Give a verbatim copy of the lines below, minus the pictures.

PROVIDED DATA:
────────────────
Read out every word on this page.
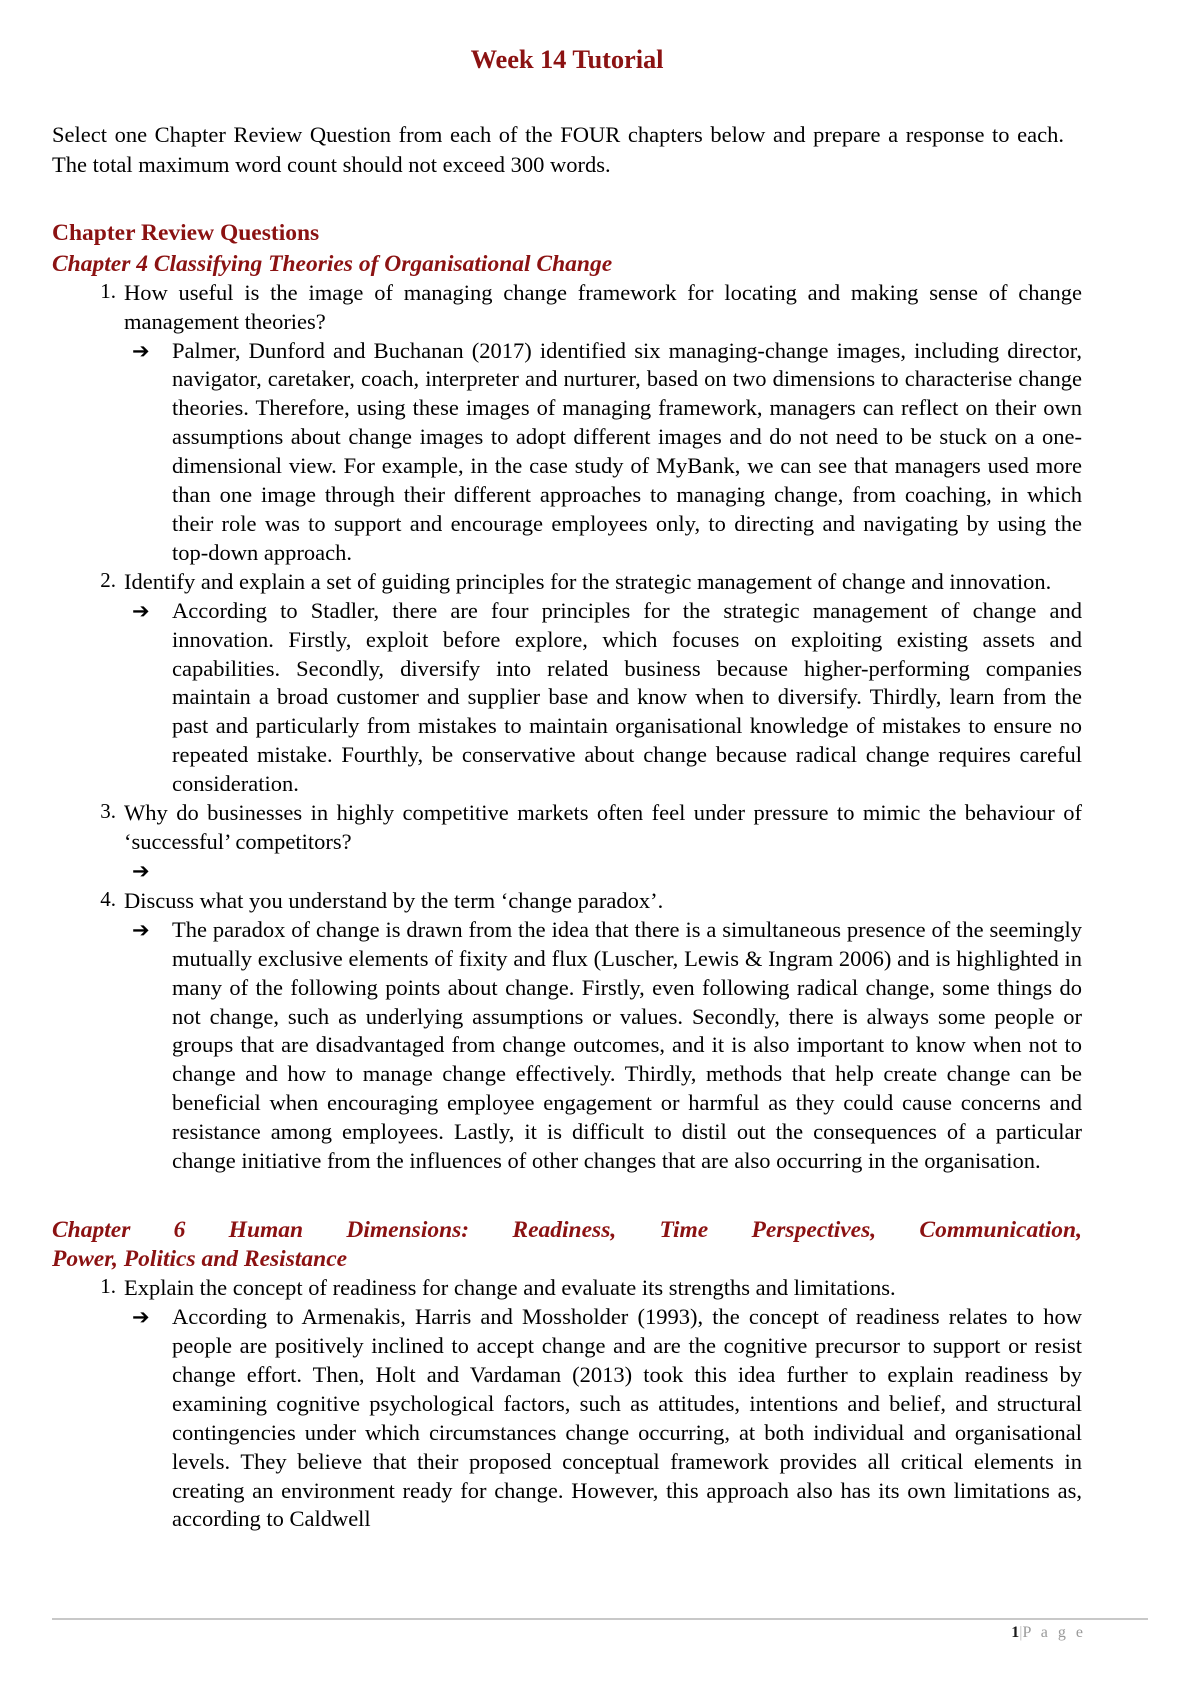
Week 14 Tutorial

Select one Chapter Review Question from each of the FOUR chapters below and prepare a response to each. The total maximum word count should not exceed 300 words.

Chapter Review Questions
Chapter 4 Classifying Theories of Organisational Change
1. How useful is the image of managing change framework for locating and making sense of change management theories?
➔ Palmer, Dunford and Buchanan (2017) identified six managing-change images, including director, navigator, caretaker, coach, interpreter and nurturer, based on two dimensions to characterise change theories. Therefore, using these images of managing framework, managers can reflect on their own assumptions about change images to adopt different images and do not need to be stuck on a one-dimensional view. For example, in the case study of MyBank, we can see that managers used more than one image through their different approaches to managing change, from coaching, in which their role was to support and encourage employees only, to directing and navigating by using the top-down approach.
2. Identify and explain a set of guiding principles for the strategic management of change and innovation.
➔ According to Stadler, there are four principles for the strategic management of change and innovation. Firstly, exploit before explore, which focuses on exploiting existing assets and capabilities. Secondly, diversify into related business because higher-performing companies maintain a broad customer and supplier base and know when to diversify. Thirdly, learn from the past and particularly from mistakes to maintain organisational knowledge of mistakes to ensure no repeated mistake. Fourthly, be conservative about change because radical change requires careful consideration.
3. Why do businesses in highly competitive markets often feel under pressure to mimic the behaviour of ‘successful’ competitors?
➔
4. Discuss what you understand by the term ‘change paradox’.
➔ The paradox of change is drawn from the idea that there is a simultaneous presence of the seemingly mutually exclusive elements of fixity and flux (Luscher, Lewis & Ingram 2006) and is highlighted in many of the following points about change. Firstly, even following radical change, some things do not change, such as underlying assumptions or values. Secondly, there is always some people or groups that are disadvantaged from change outcomes, and it is also important to know when not to change and how to manage change effectively. Thirdly, methods that help create change can be beneficial when encouraging employee engagement or harmful as they could cause concerns and resistance among employees. Lastly, it is difficult to distil out the consequences of a particular change initiative from the influences of other changes that are also occurring in the organisation.
Chapter 6 Human Dimensions: Readiness, Time Perspectives, Communication,
Power, Politics and Resistance
1. Explain the concept of readiness for change and evaluate its strengths and limitations.
➔ According to Armenakis, Harris and Mossholder (1993), the concept of readiness relates to how people are positively inclined to accept change and are the cognitive precursor to support or resist change effort. Then, Holt and Vardaman (2013) took this idea further to explain readiness by examining cognitive psychological factors, such as attitudes, intentions and belief, and structural contingencies under which circumstances change occurring, at both individual and organisational levels. They believe that their proposed conceptual framework provides all critical elements in creating an environment ready for change. However, this approach also has its own limitations as, according to Caldwell
1|P a g e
────────────────
RESULT FOR THIS EXERCISE:
Read out every word on this page.
Week 14 Tutorial

Select one Chapter Review Question from each of the FOUR chapters below and prepare a response to each. The total maximum word count should not exceed 300 words.

Chapter Review Questions
Chapter 4 Classifying Theories of Organisational Change
1. How useful is the image of managing change framework for locating and making sense of change management theories?
➔ Palmer, Dunford and Buchanan (2017) identified six managing-change images, including director, navigator, caretaker, coach, interpreter and nurturer, based on two dimensions to characterise change theories. Therefore, using these images of managing framework, managers can reflect on their own assumptions about change images to adopt different images and do not need to be stuck on a one-dimensional view. For example, in the case study of MyBank, we can see that managers used more than one image through their different approaches to managing change, from coaching, in which their role was to support and encourage employees only, to directing and navigating by using the top-down approach.
2. Identify and explain a set of guiding principles for the strategic management of change and innovation.
➔ According to Stadler, there are four principles for the strategic management of change and innovation. Firstly, exploit before explore, which focuses on exploiting existing assets and capabilities. Secondly, diversify into related business because higher-performing companies maintain a broad customer and supplier base and know when to diversify. Thirdly, learn from the past and particularly from mistakes to maintain organisational knowledge of mistakes to ensure no repeated mistake. Fourthly, be conservative about change because radical change requires careful consideration.
3. Why do businesses in highly competitive markets often feel under pressure to mimic the behaviour of ‘successful’ competitors?
➔
4. Discuss what you understand by the term ‘change paradox’.
➔ The paradox of change is drawn from the idea that there is a simultaneous presence of the seemingly mutually exclusive elements of fixity and flux (Luscher, Lewis & Ingram 2006) and is highlighted in many of the following points about change. Firstly, even following radical change, some things do not change, such as underlying assumptions or values. Secondly, there is always some people or groups that are disadvantaged from change outcomes, and it is also important to know when not to change and how to manage change effectively. Thirdly, methods that help create change can be beneficial when encouraging employee engagement or harmful as they could cause concerns and resistance among employees. Lastly, it is difficult to distil out the consequences of a particular change initiative from the influences of other changes that are also occurring in the organisation.
Chapter 6 Human Dimensions: Readiness, Time Perspectives, Communication,
Power, Politics and Resistance
1. Explain the concept of readiness for change and evaluate its strengths and limitations.
➔ According to Armenakis, Harris and Mossholder (1993), the concept of readiness relates to how people are positively inclined to accept change and are the cognitive precursor to support or resist change effort. Then, Holt and Vardaman (2013) took this idea further to explain readiness by examining cognitive psychological factors, such as attitudes, intentions and belief, and structural contingencies under which circumstances change occurring, at both individual and organisational levels. They believe that their proposed conceptual framework provides all critical elements in creating an environment ready for change. However, this approach also has its own limitations as, according to Caldwell
1|P a g e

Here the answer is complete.